Exercise directions>
Retype all of the listing exactly, passing over any picture you find.

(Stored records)
+++

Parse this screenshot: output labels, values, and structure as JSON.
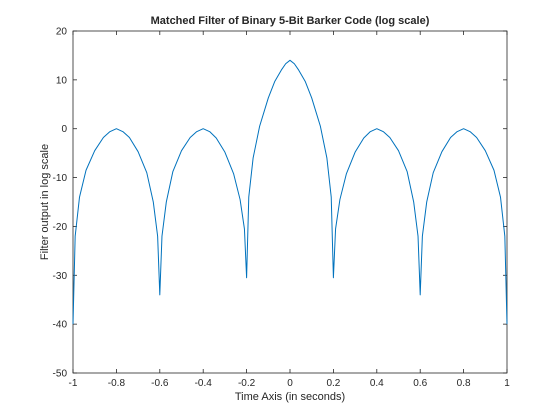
{
  "chart_data": {
    "type": "line",
    "title": "Matched Filter of Binary 5-Bit Barker Code (log scale)",
    "xlabel": "Time Axis (in seconds)",
    "ylabel": "Filter output in log scale",
    "xlim": [
      -1,
      1
    ],
    "ylim": [
      -50,
      20
    ],
    "xticks": [
      -1,
      -0.8,
      -0.6,
      -0.4,
      -0.2,
      0,
      0.2,
      0.4,
      0.6,
      0.8,
      1
    ],
    "xtick_labels": [
      "-1",
      "-0.8",
      "-0.6",
      "-0.4",
      "-0.2",
      "0",
      "0.2",
      "0.4",
      "0.6",
      "0.8",
      "1"
    ],
    "yticks": [
      20,
      10,
      0,
      -10,
      -20,
      -30,
      -40,
      -50
    ],
    "ytick_labels": [
      "20",
      "10",
      "0",
      "-10",
      "-20",
      "-30",
      "-40",
      "-50"
    ],
    "grid": false,
    "series": [
      {
        "color": "#0072bd",
        "x": [
          -1,
          -0.99,
          -0.97,
          -0.94,
          -0.9,
          -0.86,
          -0.83,
          -0.8,
          -0.77,
          -0.74,
          -0.7,
          -0.66,
          -0.63,
          -0.61,
          -0.6,
          -0.59,
          -0.57,
          -0.54,
          -0.5,
          -0.46,
          -0.43,
          -0.4,
          -0.37,
          -0.34,
          -0.3,
          -0.26,
          -0.23,
          -0.21,
          -0.2,
          -0.19,
          -0.17,
          -0.14,
          -0.1,
          -0.07,
          -0.04,
          -0.02,
          0,
          0.02,
          0.04,
          0.07,
          0.1,
          0.14,
          0.17,
          0.19,
          0.2,
          0.21,
          0.23,
          0.26,
          0.3,
          0.34,
          0.37,
          0.4,
          0.43,
          0.46,
          0.5,
          0.54,
          0.57,
          0.59,
          0.6,
          0.61,
          0.63,
          0.66,
          0.7,
          0.74,
          0.77,
          0.8,
          0.83,
          0.86,
          0.9,
          0.94,
          0.97,
          0.99,
          1
        ],
        "y": [
          -40,
          -22,
          -14,
          -8.5,
          -4.5,
          -1.8,
          -0.6,
          0,
          -0.6,
          -1.8,
          -4.7,
          -9,
          -15,
          -22,
          -34,
          -22,
          -15,
          -8.8,
          -4.5,
          -1.8,
          -0.6,
          0,
          -0.6,
          -1.9,
          -4.8,
          -9.2,
          -14.5,
          -20.5,
          -30.5,
          -14,
          -6,
          0.5,
          6.3,
          9.7,
          12,
          13.3,
          14,
          13.3,
          12,
          9.7,
          6.3,
          0.5,
          -6,
          -14,
          -30.5,
          -20.5,
          -14.5,
          -9.2,
          -4.8,
          -1.9,
          -0.6,
          0,
          -0.6,
          -1.8,
          -4.5,
          -8.8,
          -15,
          -22,
          -34,
          -22,
          -15,
          -9,
          -4.7,
          -1.8,
          -0.6,
          0,
          -0.6,
          -1.8,
          -4.5,
          -8.5,
          -14,
          -22,
          -40
        ]
      }
    ]
  }
}
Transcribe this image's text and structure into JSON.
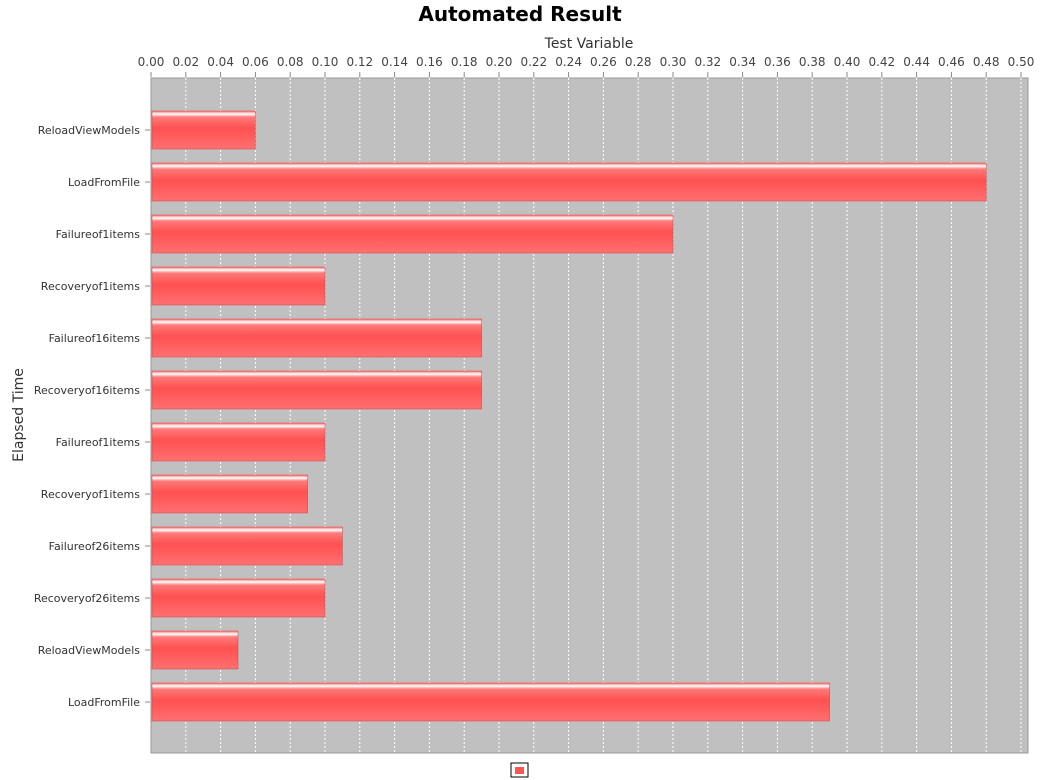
{
  "chart_data": {
    "type": "bar",
    "orientation": "horizontal",
    "title": "Automated Result",
    "xlabel": "Test Variable",
    "ylabel": "Elapsed Time",
    "xlim": [
      0,
      0.5
    ],
    "x_tick_step": 0.02,
    "grid": true,
    "legend_position": "bottom-center",
    "categories": [
      "ReloadViewModels",
      "LoadFromFile",
      "Failureof1items",
      "Recoveryof1items",
      "Failureof16items",
      "Recoveryof16items",
      "Failureof1items",
      "Recoveryof1items",
      "Failureof26items",
      "Recoveryof26items",
      "ReloadViewModels",
      "LoadFromFile"
    ],
    "series": [
      {
        "values": [
          0.06,
          0.48,
          0.3,
          0.1,
          0.19,
          0.19,
          0.1,
          0.09,
          0.11,
          0.1,
          0.05,
          0.39
        ],
        "color": "#ff5555"
      }
    ]
  }
}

+++

Task answer>
Parse this screenshot: output labels, values, and structure as JSON.
{
  "chart_data": {
    "type": "line",
    "title": "Matched Filter of Binary 5-Bit Barker Code (log scale)",
    "xlabel": "Time Axis (in seconds)",
    "ylabel": "Filter output in log scale",
    "xlim": [
      -1,
      1
    ],
    "ylim": [
      -50,
      20
    ],
    "xticks": [
      -1,
      -0.8,
      -0.6,
      -0.4,
      -0.2,
      0,
      0.2,
      0.4,
      0.6,
      0.8,
      1
    ],
    "xtick_labels": [
      "-1",
      "-0.8",
      "-0.6",
      "-0.4",
      "-0.2",
      "0",
      "0.2",
      "0.4",
      "0.6",
      "0.8",
      "1"
    ],
    "yticks": [
      20,
      10,
      0,
      -10,
      -20,
      -30,
      -40,
      -50
    ],
    "ytick_labels": [
      "20",
      "10",
      "0",
      "-10",
      "-20",
      "-30",
      "-40",
      "-50"
    ],
    "grid": false,
    "series": [
      {
        "color": "#0072bd",
        "x": [
          -1,
          -0.99,
          -0.97,
          -0.94,
          -0.9,
          -0.86,
          -0.83,
          -0.8,
          -0.77,
          -0.74,
          -0.7,
          -0.66,
          -0.63,
          -0.61,
          -0.6,
          -0.59,
          -0.57,
          -0.54,
          -0.5,
          -0.46,
          -0.43,
          -0.4,
          -0.37,
          -0.34,
          -0.3,
          -0.26,
          -0.23,
          -0.21,
          -0.2,
          -0.19,
          -0.17,
          -0.14,
          -0.1,
          -0.07,
          -0.04,
          -0.02,
          0,
          0.02,
          0.04,
          0.07,
          0.1,
          0.14,
          0.17,
          0.19,
          0.2,
          0.21,
          0.23,
          0.26,
          0.3,
          0.34,
          0.37,
          0.4,
          0.43,
          0.46,
          0.5,
          0.54,
          0.57,
          0.59,
          0.6,
          0.61,
          0.63,
          0.66,
          0.7,
          0.74,
          0.77,
          0.8,
          0.83,
          0.86,
          0.9,
          0.94,
          0.97,
          0.99,
          1
        ],
        "y": [
          -40,
          -22,
          -14,
          -8.5,
          -4.5,
          -1.8,
          -0.6,
          0,
          -0.6,
          -1.8,
          -4.7,
          -9,
          -15,
          -22,
          -34,
          -22,
          -15,
          -8.8,
          -4.5,
          -1.8,
          -0.6,
          0,
          -0.6,
          -1.9,
          -4.8,
          -9.2,
          -14.5,
          -20.5,
          -30.5,
          -14,
          -6,
          0.5,
          6.3,
          9.7,
          12,
          13.3,
          14,
          13.3,
          12,
          9.7,
          6.3,
          0.5,
          -6,
          -14,
          -30.5,
          -20.5,
          -14.5,
          -9.2,
          -4.8,
          -1.9,
          -0.6,
          0,
          -0.6,
          -1.8,
          -4.5,
          -8.8,
          -15,
          -22,
          -34,
          -22,
          -15,
          -9,
          -4.7,
          -1.8,
          -0.6,
          0,
          -0.6,
          -1.8,
          -4.5,
          -8.5,
          -14,
          -22,
          -40
        ]
      }
    ]
  }
}
Transcribe this image's text and structure into JSON.
{
  "chart_data": {
    "type": "bar",
    "orientation": "horizontal",
    "title": "Automated Result",
    "xlabel": "Test Variable",
    "ylabel": "Elapsed Time",
    "xlim": [
      0,
      0.5
    ],
    "x_tick_step": 0.02,
    "grid": true,
    "legend_position": "bottom-center",
    "categories": [
      "ReloadViewModels",
      "LoadFromFile",
      "Failureof1items",
      "Recoveryof1items",
      "Failureof16items",
      "Recoveryof16items",
      "Failureof1items",
      "Recoveryof1items",
      "Failureof26items",
      "Recoveryof26items",
      "ReloadViewModels",
      "LoadFromFile"
    ],
    "series": [
      {
        "values": [
          0.06,
          0.48,
          0.3,
          0.1,
          0.19,
          0.19,
          0.1,
          0.09,
          0.11,
          0.1,
          0.05,
          0.39
        ],
        "color": "#ff5555"
      }
    ]
  }
}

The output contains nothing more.